(Document transcription data)
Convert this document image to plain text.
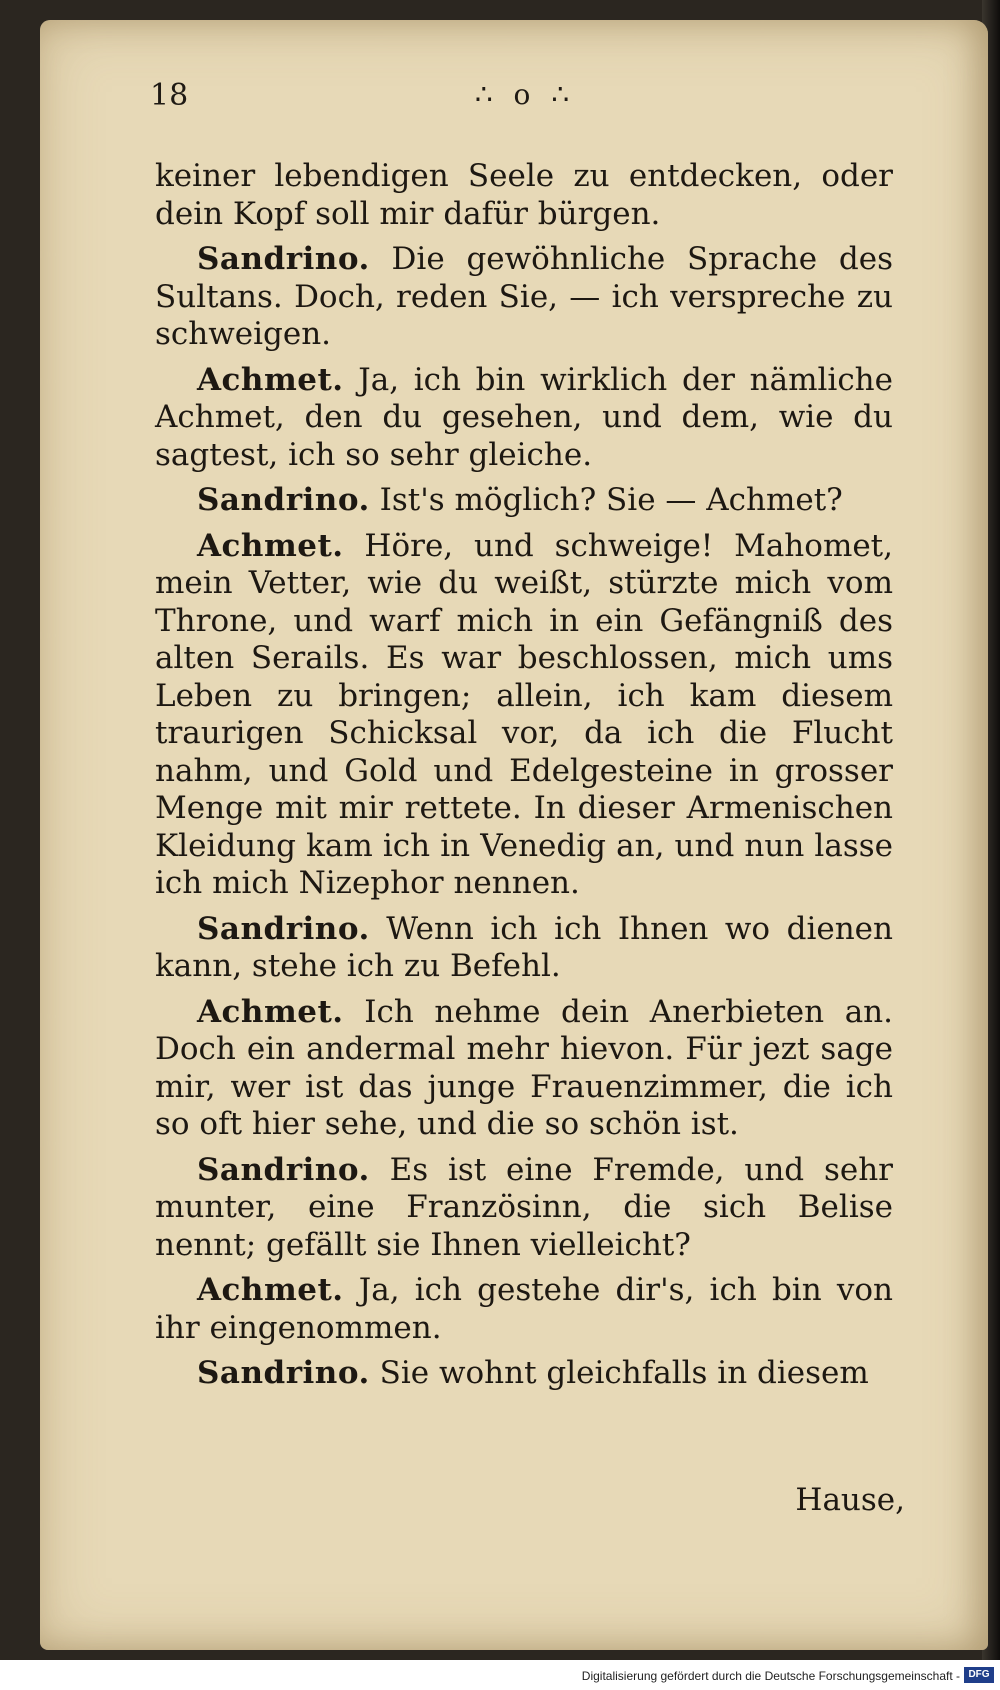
18	∴ o ∴

keiner lebendigen Seele zu entdecken, oder dein Kopf soll mir dafür bürgen.

Sandrino. Die gewöhnliche Sprache des Sultans. Doch, reden Sie, — ich verspreche zu schweigen.

Achmet. Ja, ich bin wirklich der nämliche Achmet, den du gesehen, und dem, wie du sagtest, ich so sehr gleiche.

Sandrino. Ist's möglich? Sie — Achmet?

Achmet. Höre, und schweige! Mahomet, mein Vetter, wie du weißt, stürzte mich vom Throne, und warf mich in ein Gefängniß des alten Serails. Es war beschlossen, mich ums Leben zu bringen; allein, ich kam diesem traurigen Schicksal vor, da ich die Flucht nahm, und Gold und Edelgesteine in grosser Menge mit mir rettete. In dieser Armenischen Kleidung kam ich in Venedig an, und nun lasse ich mich Nizephor nennen.

Sandrino. Wenn ich ich Ihnen wo dienen kann, stehe ich zu Befehl.

Achmet. Ich nehme dein Anerbieten an. Doch ein andermal mehr hievon. Für jezt sage mir, wer ist das junge Frauenzimmer, die ich so oft hier sehe, und die so schön ist.

Sandrino. Es ist eine Fremde, und sehr munter, eine Französinn, die sich Belise nennt; gefällt sie Ihnen vielleicht?

Achmet. Ja, ich gestehe dir's, ich bin von ihr eingenommen.

Sandrino. Sie wohnt gleichfalls in diesem

Hause,
Digitalisierung gefördert durch die Deutsche Forschungsgemeinschaft - DFG
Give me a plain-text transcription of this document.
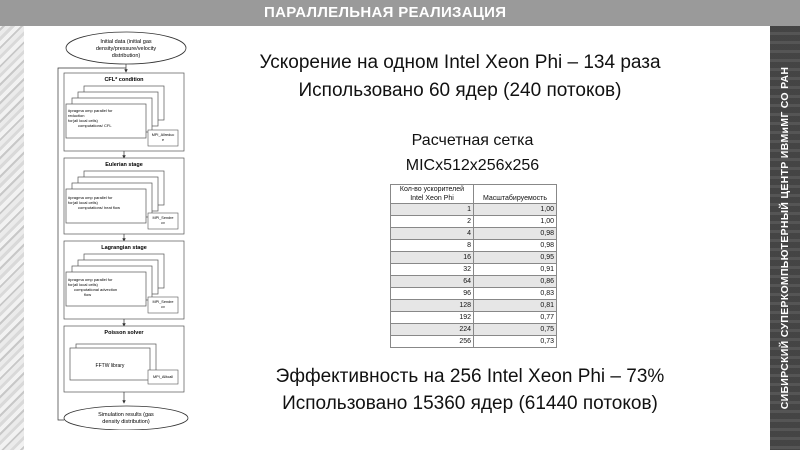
ПАРАЛЛЕЛЬНАЯ РЕАЛИЗАЦИЯ
СИБИРСКИЙ СУПЕРКОМПЬЮТЕРНЫЙ ЦЕНТР ИВМиМГ СО РАН
Initial data (initial gas
density/pressure/velocity
distribution)
CFL* condition
#pragma omp parallel for
reduction
for(all local cells)
computations/ CFL
MPI_Allreduc
e
Eulerian stage
#pragma omp parallel for
for(all local cells)
computations/ heat flow
MPI_Sendre
cv
Lagrangian stage
#pragma omp parallel for
for(all local cells)
computational advection
flow
MPI_Sendre
cv
Poisson solver
FFTW library
MPI_Alltoall
Simulation results (gas
density distribution)
Ускорение на одном Intel Xeon Phi – 134 раза
Использовано 60 ядер (240 потоков)
Расчетная сетка
MICx512x256x256
Кол-во ускорителей
Intel Xeon Phi	Масштабируемость
1	1,00
2	1,00
4	0,98
8	0,98
16	0,95
32	0,91
64	0,86
96	0,83
128	0,81
192	0,77
224	0,75
256	0,73
Эффективность на 256 Intel Xeon Phi – 73%
Использовано 15360 ядер (61440 потоков)
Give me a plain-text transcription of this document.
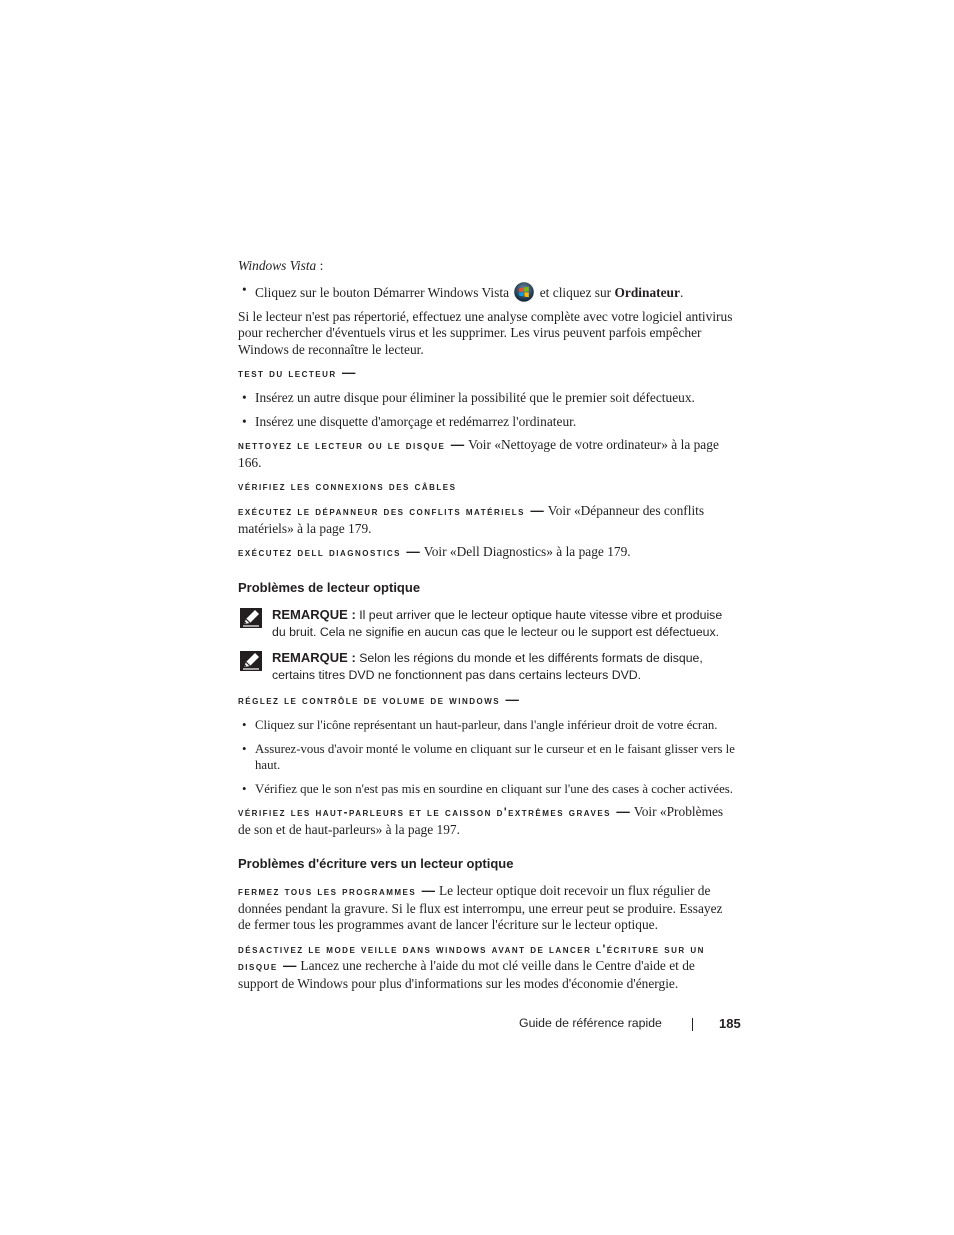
Windows Vista :

• Cliquez sur le bouton Démarrer Windows Vista  et cliquez sur Ordinateur.

Si le lecteur n'est pas répertorié, effectuez une analyse complète avec votre logiciel antivirus pour rechercher d'éventuels virus et les supprimer. Les virus peuvent parfois empêcher Windows de reconnaître le lecteur.

test du lecteur —

• Insérez un autre disque pour éliminer la possibilité que le premier soit défectueux.
• Insérez une disquette d'amorçage et redémarrez l'ordinateur.

nettoyez le lecteur ou le disque — Voir «Nettoyage de votre ordinateur» à la page 166.

vérifiez les connexions des câbles

exécutez le dépanneur des conflits matériels — Voir «Dépanneur des conflits matériels» à la page 179.

exécutez dell diagnostics — Voir «Dell Diagnostics» à la page 179.

Problèmes de lecteur optique
REMARQUE : Il peut arriver que le lecteur optique haute vitesse vibre et produise du bruit. Cela ne signifie en aucun cas que le lecteur ou le support est défectueux.
REMARQUE : Selon les régions du monde et les différents formats de disque, certains titres DVD ne fonctionnent pas dans certains lecteurs DVD.

réglez le contrôle de volume de windows —

• Cliquez sur l'icône représentant un haut-parleur, dans l'angle inférieur droit de votre écran.
• Assurez-vous d'avoir monté le volume en cliquant sur le curseur et en le faisant glisser vers le haut.
• Vérifiez que le son n'est pas mis en sourdine en cliquant sur l'une des cases à cocher activées.

vérifiez les haut-parleurs et le caisson d'extrêmes graves — Voir «Problèmes de son et de haut-parleurs» à la page 197.

Problèmes d'écriture vers un lecteur optique

fermez tous les programmes — Le lecteur optique doit recevoir un flux régulier de données pendant la gravure. Si le flux est interrompu, une erreur peut se produire. Essayez de fermer tous les programmes avant de lancer l'écriture sur le lecteur optique.

désactivez le mode veille dans windows avant de lancer l'écriture sur un disque — Lancez une recherche à l'aide du mot clé veille dans le Centre d'aide et de support de Windows pour plus d'informations sur les modes d'économie d'énergie.

Guide de référence rapide	185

What to do.
The records above need to be given again exactly. Omit the pictures.

Solution below.
Convert this document image to plain text.
18	∴ o ∴

keiner lebendigen Seele zu entdecken, oder dein Kopf soll mir dafür bürgen.

Sandrino. Die gewöhnliche Sprache des Sultans. Doch, reden Sie, — ich verspreche zu schweigen.

Achmet. Ja, ich bin wirklich der nämliche Achmet, den du gesehen, und dem, wie du sagtest, ich so sehr gleiche.

Sandrino. Ist's möglich? Sie — Achmet?

Achmet. Höre, und schweige! Mahomet, mein Vetter, wie du weißt, stürzte mich vom Throne, und warf mich in ein Gefängniß des alten Serails. Es war beschlossen, mich ums Leben zu bringen; allein, ich kam diesem traurigen Schicksal vor, da ich die Flucht nahm, und Gold und Edelgesteine in grosser Menge mit mir rettete. In dieser Armenischen Kleidung kam ich in Venedig an, und nun lasse ich mich Nizephor nennen.

Sandrino. Wenn ich ich Ihnen wo dienen kann, stehe ich zu Befehl.

Achmet. Ich nehme dein Anerbieten an. Doch ein andermal mehr hievon. Für jezt sage mir, wer ist das junge Frauenzimmer, die ich so oft hier sehe, und die so schön ist.

Sandrino. Es ist eine Fremde, und sehr munter, eine Französinn, die sich Belise nennt; gefällt sie Ihnen vielleicht?

Achmet. Ja, ich gestehe dir's, ich bin von ihr eingenommen.

Sandrino. Sie wohnt gleichfalls in diesem

Hause,
Digitalisierung gefördert durch die Deutsche Forschungsgemeinschaft - DFG
Give me a plain-text transcription of this document.
ПАРАЛЛЕЛЬНАЯ РЕАЛИЗАЦИЯ
СИБИРСКИЙ СУПЕРКОМПЬЮТЕРНЫЙ ЦЕНТР ИВМиМГ СО РАН
Initial data (initial gas
density/pressure/velocity
distribution)
CFL* condition
#pragma omp parallel for
reduction
for(all local cells)
computations/ CFL
MPI_Allreduc
e
Eulerian stage
#pragma omp parallel for
for(all local cells)
computations/ heat flow
MPI_Sendre
cv
Lagrangian stage
#pragma omp parallel for
for(all local cells)
computational advection
flow
MPI_Sendre
cv
Poisson solver
FFTW library
MPI_Alltoall
Simulation results (gas
density distribution)
Ускорение на одном Intel Xeon Phi – 134 раза
Использовано 60 ядер (240 потоков)
Расчетная сетка
MICx512x256x256
Кол-во ускорителей
Intel Xeon Phi	Масштабируемость
1	1,00
2	1,00
4	0,98
8	0,98
16	0,95
32	0,91
64	0,86
96	0,83
128	0,81
192	0,77
224	0,75
256	0,73
Эффективность на 256 Intel Xeon Phi – 73%
Использовано 15360 ядер (61440 потоков)
Give me a plain-text transcription of this document.
Windows Vista :

• Cliquez sur le bouton Démarrer Windows Vista  et cliquez sur Ordinateur.

Si le lecteur n'est pas répertorié, effectuez une analyse complète avec votre logiciel antivirus pour rechercher d'éventuels virus et les supprimer. Les virus peuvent parfois empêcher Windows de reconnaître le lecteur.

test du lecteur —

• Insérez un autre disque pour éliminer la possibilité que le premier soit défectueux.
• Insérez une disquette d'amorçage et redémarrez l'ordinateur.

nettoyez le lecteur ou le disque — Voir «Nettoyage de votre ordinateur» à la page 166.

vérifiez les connexions des câbles

exécutez le dépanneur des conflits matériels — Voir «Dépanneur des conflits matériels» à la page 179.

exécutez dell diagnostics — Voir «Dell Diagnostics» à la page 179.

Problèmes de lecteur optique
REMARQUE : Il peut arriver que le lecteur optique haute vitesse vibre et produise du bruit. Cela ne signifie en aucun cas que le lecteur ou le support est défectueux.
REMARQUE : Selon les régions du monde et les différents formats de disque, certains titres DVD ne fonctionnent pas dans certains lecteurs DVD.

réglez le contrôle de volume de windows —

• Cliquez sur l'icône représentant un haut-parleur, dans l'angle inférieur droit de votre écran.
• Assurez-vous d'avoir monté le volume en cliquant sur le curseur et en le faisant glisser vers le haut.
• Vérifiez que le son n'est pas mis en sourdine en cliquant sur l'une des cases à cocher activées.

vérifiez les haut-parleurs et le caisson d'extrêmes graves — Voir «Problèmes de son et de haut-parleurs» à la page 197.

Problèmes d'écriture vers un lecteur optique

fermez tous les programmes — Le lecteur optique doit recevoir un flux régulier de données pendant la gravure. Si le flux est interrompu, une erreur peut se produire. Essayez de fermer tous les programmes avant de lancer l'écriture sur le lecteur optique.

désactivez le mode veille dans windows avant de lancer l'écriture sur un disque — Lancez une recherche à l'aide du mot clé veille dans le Centre d'aide et de support de Windows pour plus d'informations sur les modes d'économie d'énergie.

Guide de référence rapide	185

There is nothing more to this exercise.